Collected data entries
_ _ _ _

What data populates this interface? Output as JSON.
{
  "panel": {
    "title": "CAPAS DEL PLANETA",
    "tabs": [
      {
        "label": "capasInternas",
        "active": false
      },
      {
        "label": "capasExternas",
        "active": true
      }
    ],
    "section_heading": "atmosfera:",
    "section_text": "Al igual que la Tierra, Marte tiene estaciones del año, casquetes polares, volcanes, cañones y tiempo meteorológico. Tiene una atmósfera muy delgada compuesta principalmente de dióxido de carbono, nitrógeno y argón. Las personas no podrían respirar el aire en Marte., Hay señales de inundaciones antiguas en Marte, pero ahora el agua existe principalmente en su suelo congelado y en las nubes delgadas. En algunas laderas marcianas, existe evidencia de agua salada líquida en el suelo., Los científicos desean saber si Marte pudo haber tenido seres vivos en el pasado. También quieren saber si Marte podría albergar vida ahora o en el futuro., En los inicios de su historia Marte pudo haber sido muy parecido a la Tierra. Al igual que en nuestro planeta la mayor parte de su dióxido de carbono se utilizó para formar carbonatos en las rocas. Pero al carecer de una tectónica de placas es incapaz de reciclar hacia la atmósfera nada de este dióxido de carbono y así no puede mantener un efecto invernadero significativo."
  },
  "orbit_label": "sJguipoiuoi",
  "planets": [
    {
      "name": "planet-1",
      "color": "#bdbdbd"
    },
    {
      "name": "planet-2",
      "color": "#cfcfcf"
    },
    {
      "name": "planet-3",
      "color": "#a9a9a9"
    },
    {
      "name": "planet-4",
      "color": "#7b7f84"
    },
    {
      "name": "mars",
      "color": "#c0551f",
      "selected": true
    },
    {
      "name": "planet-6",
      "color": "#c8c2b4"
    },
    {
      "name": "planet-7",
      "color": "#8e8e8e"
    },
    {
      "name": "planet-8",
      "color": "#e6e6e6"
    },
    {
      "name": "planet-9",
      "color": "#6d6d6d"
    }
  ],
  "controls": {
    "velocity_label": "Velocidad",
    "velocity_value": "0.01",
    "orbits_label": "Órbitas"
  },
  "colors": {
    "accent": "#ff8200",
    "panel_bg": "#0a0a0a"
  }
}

_ _ _ _

**Task brief**
Scan the entries above and work out how many lines include the word "name"; the reply is that number alone.

**Answer in full**
9